Requirement:
Every line that contains "left" counts once; give the total number of such lines, with no other words.

Source records:
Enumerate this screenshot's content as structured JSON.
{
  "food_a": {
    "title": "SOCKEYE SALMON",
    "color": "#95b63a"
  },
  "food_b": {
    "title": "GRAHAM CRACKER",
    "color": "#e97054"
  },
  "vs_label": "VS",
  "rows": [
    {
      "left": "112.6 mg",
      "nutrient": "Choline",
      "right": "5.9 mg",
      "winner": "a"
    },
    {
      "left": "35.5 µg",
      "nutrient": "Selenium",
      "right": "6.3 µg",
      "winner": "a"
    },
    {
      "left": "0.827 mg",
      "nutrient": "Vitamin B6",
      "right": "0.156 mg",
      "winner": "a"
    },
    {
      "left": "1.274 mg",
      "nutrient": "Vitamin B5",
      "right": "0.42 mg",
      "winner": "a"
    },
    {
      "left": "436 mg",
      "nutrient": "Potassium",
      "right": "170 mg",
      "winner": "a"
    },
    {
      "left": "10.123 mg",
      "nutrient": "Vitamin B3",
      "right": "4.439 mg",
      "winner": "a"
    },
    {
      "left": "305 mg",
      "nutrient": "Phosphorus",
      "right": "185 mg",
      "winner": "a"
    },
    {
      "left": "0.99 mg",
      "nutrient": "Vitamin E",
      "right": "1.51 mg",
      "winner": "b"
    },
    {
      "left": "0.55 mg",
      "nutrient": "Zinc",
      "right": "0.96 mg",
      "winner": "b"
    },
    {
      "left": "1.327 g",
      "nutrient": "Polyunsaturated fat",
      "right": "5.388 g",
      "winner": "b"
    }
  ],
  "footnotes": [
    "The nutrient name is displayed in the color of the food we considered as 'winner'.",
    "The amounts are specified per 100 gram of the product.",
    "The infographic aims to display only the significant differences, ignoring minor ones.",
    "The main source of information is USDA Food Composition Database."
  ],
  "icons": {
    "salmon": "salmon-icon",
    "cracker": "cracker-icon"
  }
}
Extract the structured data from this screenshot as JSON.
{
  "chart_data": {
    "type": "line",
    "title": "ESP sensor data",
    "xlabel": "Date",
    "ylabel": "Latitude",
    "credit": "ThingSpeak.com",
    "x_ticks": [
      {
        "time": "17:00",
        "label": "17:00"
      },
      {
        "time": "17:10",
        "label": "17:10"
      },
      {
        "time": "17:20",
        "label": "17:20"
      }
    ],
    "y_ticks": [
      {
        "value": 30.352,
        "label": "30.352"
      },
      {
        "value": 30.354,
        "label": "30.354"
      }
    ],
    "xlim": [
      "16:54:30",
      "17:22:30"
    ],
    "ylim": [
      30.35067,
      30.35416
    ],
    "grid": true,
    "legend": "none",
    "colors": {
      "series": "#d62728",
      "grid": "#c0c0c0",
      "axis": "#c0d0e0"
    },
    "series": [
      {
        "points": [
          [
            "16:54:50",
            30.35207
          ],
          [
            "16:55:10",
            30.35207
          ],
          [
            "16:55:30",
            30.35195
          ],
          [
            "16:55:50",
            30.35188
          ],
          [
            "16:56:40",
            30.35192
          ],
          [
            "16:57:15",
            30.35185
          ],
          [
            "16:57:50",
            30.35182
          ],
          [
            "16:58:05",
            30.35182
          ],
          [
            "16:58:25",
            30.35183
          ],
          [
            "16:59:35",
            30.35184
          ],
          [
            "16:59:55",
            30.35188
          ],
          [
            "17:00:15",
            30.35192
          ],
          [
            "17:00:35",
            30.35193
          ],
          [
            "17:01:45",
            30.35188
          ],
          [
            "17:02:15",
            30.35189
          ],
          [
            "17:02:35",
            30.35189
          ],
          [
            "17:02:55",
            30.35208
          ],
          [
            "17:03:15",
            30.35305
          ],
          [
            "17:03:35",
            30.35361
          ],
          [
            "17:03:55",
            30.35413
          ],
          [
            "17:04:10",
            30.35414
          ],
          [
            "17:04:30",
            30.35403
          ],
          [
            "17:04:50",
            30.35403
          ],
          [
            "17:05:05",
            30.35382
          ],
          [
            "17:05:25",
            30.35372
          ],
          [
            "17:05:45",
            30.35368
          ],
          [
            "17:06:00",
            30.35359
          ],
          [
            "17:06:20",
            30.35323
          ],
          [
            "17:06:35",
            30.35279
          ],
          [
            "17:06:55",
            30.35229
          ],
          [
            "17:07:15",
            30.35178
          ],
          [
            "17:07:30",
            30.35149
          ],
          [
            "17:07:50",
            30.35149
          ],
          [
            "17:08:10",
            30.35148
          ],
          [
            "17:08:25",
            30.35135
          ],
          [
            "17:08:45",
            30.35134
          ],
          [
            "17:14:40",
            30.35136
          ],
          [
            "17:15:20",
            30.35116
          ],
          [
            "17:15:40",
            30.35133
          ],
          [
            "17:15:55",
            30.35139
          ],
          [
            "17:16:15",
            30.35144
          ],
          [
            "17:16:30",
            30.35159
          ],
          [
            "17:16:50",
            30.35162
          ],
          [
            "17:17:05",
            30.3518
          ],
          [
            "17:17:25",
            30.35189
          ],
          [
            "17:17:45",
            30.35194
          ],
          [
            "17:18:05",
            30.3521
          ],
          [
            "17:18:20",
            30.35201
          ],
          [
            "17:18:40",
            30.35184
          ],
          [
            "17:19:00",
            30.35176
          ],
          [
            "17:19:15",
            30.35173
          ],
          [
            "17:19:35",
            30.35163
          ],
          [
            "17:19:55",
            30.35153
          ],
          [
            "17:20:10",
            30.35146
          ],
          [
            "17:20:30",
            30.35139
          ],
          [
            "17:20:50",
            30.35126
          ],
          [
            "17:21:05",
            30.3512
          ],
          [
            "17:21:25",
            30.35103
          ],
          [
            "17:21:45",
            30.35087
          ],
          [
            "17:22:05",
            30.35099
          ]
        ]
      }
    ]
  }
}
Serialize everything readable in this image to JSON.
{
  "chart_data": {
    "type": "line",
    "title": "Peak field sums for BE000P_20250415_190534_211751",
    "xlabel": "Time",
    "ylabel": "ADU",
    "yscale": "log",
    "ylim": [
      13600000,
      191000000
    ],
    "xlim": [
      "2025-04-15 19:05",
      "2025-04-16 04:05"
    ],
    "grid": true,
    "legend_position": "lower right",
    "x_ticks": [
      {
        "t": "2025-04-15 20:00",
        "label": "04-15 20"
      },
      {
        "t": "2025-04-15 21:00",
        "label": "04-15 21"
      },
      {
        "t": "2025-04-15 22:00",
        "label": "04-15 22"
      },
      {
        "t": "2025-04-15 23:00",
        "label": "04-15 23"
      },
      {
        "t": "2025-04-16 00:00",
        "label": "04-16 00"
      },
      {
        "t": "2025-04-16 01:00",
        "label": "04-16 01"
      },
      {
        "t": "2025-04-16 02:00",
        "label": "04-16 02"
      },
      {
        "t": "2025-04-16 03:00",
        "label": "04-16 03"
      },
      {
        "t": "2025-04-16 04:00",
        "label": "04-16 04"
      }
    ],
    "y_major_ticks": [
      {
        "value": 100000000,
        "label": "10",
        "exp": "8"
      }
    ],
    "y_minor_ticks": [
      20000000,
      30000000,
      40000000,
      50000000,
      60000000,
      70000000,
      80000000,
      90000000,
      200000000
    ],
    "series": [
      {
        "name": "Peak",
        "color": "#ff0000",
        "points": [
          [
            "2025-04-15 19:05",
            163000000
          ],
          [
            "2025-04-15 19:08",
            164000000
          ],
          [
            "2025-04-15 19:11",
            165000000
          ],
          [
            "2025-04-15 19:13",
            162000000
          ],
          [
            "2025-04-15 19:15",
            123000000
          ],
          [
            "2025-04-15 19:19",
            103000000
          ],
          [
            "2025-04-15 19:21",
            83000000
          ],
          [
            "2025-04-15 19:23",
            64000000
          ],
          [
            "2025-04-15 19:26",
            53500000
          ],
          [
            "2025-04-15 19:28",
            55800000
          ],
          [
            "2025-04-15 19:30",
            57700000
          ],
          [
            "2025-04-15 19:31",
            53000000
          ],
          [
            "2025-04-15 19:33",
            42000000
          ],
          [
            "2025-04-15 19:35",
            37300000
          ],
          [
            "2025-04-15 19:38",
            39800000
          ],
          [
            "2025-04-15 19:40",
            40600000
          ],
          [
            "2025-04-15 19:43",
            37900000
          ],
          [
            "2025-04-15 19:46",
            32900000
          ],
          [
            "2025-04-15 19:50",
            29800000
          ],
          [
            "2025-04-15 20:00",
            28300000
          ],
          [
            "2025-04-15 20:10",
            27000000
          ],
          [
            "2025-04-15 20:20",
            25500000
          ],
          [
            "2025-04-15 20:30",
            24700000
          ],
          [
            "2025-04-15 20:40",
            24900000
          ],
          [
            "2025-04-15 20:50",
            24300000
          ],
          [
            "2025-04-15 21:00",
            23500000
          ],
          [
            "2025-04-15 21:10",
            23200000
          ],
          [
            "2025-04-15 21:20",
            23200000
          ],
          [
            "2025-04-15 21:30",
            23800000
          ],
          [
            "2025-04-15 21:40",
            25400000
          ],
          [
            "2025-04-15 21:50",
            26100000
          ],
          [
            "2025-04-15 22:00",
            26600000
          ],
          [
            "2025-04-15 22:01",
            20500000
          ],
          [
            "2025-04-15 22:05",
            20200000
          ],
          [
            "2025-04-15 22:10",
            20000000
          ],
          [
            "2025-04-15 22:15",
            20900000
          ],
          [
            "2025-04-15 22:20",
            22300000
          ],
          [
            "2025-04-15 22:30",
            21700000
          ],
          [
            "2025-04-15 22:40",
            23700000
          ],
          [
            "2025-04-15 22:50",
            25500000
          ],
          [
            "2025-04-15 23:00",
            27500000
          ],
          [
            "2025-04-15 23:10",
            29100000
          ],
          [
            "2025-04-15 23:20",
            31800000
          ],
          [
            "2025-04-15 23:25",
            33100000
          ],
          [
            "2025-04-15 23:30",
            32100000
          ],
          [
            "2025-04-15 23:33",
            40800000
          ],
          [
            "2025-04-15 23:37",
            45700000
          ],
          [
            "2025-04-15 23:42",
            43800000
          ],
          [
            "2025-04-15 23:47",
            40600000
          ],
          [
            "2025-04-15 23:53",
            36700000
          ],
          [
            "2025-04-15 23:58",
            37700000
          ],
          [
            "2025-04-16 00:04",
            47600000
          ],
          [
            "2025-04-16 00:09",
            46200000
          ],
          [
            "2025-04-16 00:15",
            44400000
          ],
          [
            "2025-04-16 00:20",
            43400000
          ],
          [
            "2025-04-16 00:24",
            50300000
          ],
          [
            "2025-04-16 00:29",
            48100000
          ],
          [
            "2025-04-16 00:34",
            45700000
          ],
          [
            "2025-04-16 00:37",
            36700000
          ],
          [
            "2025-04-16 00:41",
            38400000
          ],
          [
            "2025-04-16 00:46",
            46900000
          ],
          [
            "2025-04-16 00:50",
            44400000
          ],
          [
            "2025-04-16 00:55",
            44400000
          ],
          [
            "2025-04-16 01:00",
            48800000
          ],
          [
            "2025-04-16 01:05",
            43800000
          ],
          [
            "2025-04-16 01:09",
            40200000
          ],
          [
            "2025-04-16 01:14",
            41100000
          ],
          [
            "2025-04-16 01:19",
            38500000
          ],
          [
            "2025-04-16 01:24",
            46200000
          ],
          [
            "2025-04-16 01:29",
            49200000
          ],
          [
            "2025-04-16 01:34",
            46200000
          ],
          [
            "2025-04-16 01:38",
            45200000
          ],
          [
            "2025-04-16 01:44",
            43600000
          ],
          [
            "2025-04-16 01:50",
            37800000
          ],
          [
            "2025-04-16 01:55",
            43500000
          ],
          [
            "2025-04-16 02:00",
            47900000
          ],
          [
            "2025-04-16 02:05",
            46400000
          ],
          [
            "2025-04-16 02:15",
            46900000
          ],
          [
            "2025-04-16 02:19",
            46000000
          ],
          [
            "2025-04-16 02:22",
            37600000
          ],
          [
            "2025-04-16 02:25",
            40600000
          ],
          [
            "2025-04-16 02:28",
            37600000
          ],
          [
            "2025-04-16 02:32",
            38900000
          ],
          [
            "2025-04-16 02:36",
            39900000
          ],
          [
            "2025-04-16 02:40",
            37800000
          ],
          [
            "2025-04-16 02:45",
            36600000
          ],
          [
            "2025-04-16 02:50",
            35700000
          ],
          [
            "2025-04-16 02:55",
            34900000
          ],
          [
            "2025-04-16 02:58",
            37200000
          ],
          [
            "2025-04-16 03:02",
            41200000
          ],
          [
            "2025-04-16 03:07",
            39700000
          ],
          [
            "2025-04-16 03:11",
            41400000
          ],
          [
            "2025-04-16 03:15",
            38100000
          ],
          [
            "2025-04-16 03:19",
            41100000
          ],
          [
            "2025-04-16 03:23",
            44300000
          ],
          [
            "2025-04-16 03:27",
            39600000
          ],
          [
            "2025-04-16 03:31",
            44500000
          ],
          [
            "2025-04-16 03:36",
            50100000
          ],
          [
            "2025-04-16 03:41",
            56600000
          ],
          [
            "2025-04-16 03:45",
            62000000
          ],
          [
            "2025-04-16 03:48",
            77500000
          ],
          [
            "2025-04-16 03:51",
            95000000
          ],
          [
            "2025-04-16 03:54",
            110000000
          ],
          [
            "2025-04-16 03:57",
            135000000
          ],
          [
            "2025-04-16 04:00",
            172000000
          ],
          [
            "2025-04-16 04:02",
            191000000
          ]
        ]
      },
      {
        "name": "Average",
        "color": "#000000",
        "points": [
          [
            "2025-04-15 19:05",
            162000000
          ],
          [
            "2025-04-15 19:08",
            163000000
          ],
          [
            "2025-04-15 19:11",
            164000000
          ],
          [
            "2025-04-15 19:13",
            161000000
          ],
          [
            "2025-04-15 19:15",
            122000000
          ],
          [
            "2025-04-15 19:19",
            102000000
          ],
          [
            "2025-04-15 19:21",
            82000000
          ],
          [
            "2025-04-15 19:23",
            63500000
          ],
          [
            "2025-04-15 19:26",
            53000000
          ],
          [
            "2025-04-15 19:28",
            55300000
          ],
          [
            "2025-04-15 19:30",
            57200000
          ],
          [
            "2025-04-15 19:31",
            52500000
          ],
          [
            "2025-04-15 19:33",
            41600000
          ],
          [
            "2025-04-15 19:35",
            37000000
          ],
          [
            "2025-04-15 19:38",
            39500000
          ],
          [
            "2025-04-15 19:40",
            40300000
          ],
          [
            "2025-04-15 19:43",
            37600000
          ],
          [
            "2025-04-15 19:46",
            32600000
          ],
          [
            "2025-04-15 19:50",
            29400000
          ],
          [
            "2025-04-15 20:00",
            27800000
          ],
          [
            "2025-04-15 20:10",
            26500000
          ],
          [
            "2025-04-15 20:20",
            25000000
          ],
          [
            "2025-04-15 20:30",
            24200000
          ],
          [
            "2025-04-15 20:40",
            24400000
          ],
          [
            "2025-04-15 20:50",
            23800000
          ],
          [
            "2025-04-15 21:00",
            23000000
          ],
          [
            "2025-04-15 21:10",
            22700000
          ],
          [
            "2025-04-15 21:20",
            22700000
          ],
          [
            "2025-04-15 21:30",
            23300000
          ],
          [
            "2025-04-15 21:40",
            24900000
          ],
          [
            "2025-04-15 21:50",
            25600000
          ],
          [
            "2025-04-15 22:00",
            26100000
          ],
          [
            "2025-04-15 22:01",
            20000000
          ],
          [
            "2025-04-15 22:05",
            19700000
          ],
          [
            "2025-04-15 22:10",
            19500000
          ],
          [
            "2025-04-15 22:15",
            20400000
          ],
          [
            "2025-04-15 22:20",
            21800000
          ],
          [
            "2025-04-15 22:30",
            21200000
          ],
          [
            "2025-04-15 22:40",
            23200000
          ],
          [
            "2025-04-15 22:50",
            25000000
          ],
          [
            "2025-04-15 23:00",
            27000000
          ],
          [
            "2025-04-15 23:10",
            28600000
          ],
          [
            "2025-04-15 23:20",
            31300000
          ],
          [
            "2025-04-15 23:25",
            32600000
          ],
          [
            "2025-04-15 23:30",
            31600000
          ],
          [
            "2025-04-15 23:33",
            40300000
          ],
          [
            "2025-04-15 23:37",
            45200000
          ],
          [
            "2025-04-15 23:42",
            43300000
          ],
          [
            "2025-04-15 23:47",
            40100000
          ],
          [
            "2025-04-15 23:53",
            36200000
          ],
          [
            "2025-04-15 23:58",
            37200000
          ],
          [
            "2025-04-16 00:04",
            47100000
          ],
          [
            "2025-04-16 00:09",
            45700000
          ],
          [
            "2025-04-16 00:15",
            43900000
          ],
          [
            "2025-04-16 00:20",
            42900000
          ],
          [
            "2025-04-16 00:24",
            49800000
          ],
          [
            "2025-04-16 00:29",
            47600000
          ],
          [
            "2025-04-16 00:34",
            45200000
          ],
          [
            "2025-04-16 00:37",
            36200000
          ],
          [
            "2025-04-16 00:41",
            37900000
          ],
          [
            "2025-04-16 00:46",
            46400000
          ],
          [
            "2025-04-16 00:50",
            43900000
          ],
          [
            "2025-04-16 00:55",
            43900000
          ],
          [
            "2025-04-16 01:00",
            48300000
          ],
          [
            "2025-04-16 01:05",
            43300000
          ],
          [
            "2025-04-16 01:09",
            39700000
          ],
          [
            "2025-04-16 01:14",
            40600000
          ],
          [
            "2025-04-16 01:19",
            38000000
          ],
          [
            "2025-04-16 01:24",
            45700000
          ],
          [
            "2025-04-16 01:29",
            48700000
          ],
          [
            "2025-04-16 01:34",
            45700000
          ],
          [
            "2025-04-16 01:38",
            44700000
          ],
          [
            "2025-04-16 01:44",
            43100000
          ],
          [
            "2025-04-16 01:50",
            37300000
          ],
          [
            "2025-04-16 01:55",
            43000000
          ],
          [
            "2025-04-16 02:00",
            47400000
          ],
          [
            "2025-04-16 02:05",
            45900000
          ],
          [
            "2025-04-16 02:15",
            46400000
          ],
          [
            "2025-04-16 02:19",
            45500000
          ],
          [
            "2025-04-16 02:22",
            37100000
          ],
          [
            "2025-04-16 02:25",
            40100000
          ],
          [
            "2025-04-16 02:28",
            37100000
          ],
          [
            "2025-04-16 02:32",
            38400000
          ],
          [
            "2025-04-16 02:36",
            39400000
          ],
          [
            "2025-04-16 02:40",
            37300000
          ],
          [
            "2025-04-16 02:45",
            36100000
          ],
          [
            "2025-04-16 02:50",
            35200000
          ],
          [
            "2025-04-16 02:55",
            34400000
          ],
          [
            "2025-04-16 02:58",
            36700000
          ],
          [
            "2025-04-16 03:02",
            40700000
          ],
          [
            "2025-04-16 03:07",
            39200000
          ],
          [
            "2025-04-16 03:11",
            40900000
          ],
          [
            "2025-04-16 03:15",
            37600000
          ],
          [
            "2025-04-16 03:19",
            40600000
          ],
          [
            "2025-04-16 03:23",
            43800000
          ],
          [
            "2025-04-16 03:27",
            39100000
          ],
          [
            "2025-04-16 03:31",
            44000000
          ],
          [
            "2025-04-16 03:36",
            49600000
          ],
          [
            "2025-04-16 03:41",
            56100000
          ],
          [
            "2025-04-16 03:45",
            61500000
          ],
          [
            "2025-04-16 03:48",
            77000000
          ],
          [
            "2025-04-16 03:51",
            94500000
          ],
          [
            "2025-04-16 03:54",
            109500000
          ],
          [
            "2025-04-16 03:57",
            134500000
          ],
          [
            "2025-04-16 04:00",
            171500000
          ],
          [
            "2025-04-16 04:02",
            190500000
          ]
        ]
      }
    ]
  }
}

Answer for this exercise:
10